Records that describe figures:
-- -- --

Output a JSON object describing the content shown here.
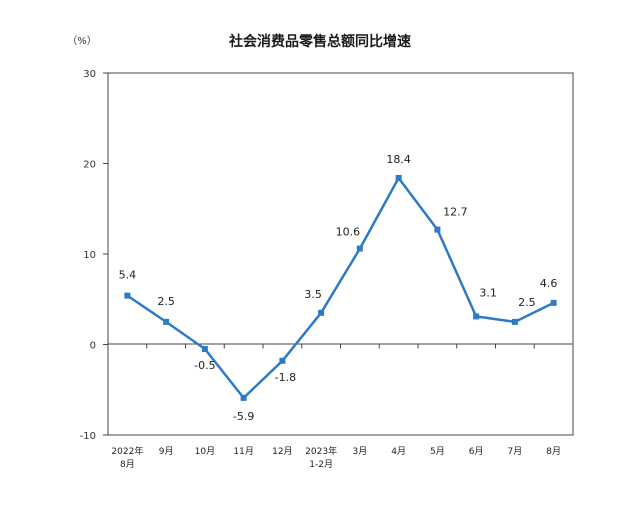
{
  "chart_data": {
    "type": "line",
    "title": "社会消费品零售总额同比增速",
    "unit": "（%）",
    "categories": [
      [
        "2022年",
        "8月"
      ],
      [
        "9月"
      ],
      [
        "10月"
      ],
      [
        "11月"
      ],
      [
        "12月"
      ],
      [
        "2023年",
        "1-2月"
      ],
      [
        "3月"
      ],
      [
        "4月"
      ],
      [
        "5月"
      ],
      [
        "6月"
      ],
      [
        "7月"
      ],
      [
        "8月"
      ]
    ],
    "values": [
      5.4,
      2.5,
      -0.5,
      -5.9,
      -1.8,
      3.5,
      10.6,
      18.4,
      12.7,
      3.1,
      2.5,
      4.6
    ],
    "data_labels": [
      "5.4",
      "2.5",
      "-0.5",
      "-5.9",
      "-1.8",
      "3.5",
      "10.6",
      "18.4",
      "12.7",
      "3.1",
      "2.5",
      "4.6"
    ],
    "ylim": [
      -10,
      30
    ],
    "yticks": [
      "30",
      "20",
      "10",
      "0",
      "-10"
    ],
    "grid": false,
    "line_color": "#2e7bc4",
    "marker": "square"
  }
}
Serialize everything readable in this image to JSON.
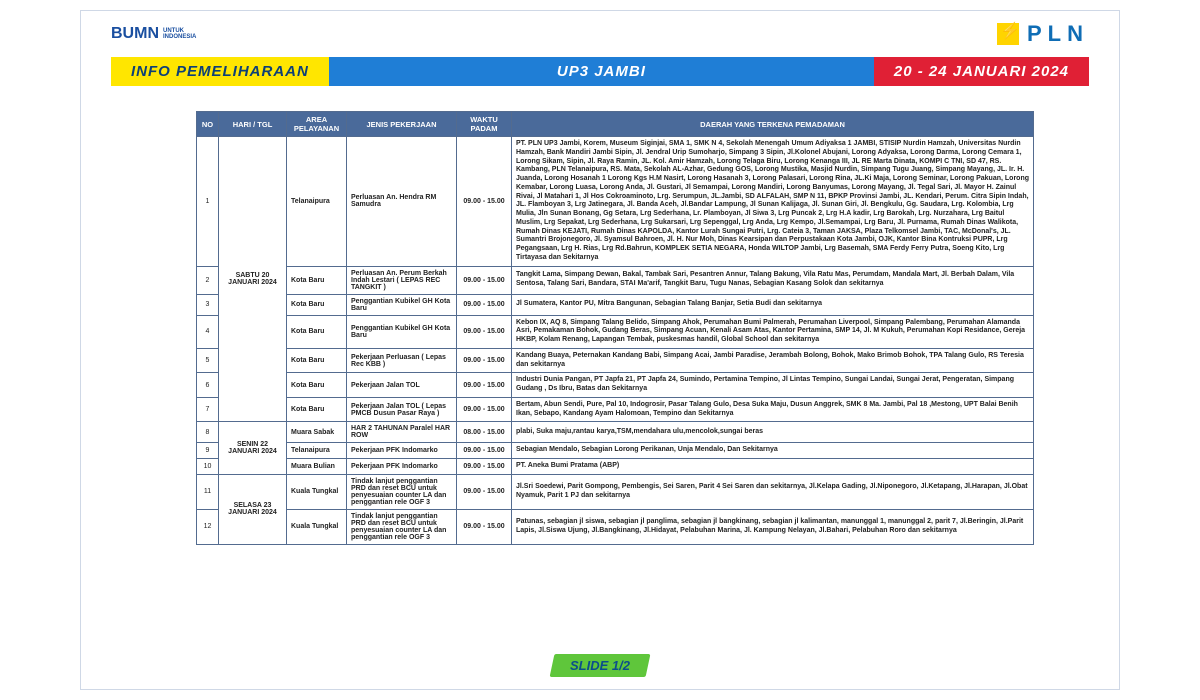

-- -- --

[Your goal]
Exclude the pictures and repeat every other part of the records word for word.

[Solution to this exercise]
Output a JSON object describing the content shown here.
{
  "chart_data": {
    "type": "line",
    "title": "社会消费品零售总额同比增速",
    "unit": "（%）",
    "categories": [
      [
        "2022年",
        "8月"
      ],
      [
        "9月"
      ],
      [
        "10月"
      ],
      [
        "11月"
      ],
      [
        "12月"
      ],
      [
        "2023年",
        "1-2月"
      ],
      [
        "3月"
      ],
      [
        "4月"
      ],
      [
        "5月"
      ],
      [
        "6月"
      ],
      [
        "7月"
      ],
      [
        "8月"
      ]
    ],
    "values": [
      5.4,
      2.5,
      -0.5,
      -5.9,
      -1.8,
      3.5,
      10.6,
      18.4,
      12.7,
      3.1,
      2.5,
      4.6
    ],
    "data_labels": [
      "5.4",
      "2.5",
      "-0.5",
      "-5.9",
      "-1.8",
      "3.5",
      "10.6",
      "18.4",
      "12.7",
      "3.1",
      "2.5",
      "4.6"
    ],
    "ylim": [
      -10,
      30
    ],
    "yticks": [
      "30",
      "20",
      "10",
      "0",
      "-10"
    ],
    "grid": false,
    "line_color": "#2e7bc4",
    "marker": "square"
  }
}
Serialize everything readable in this image to JSON.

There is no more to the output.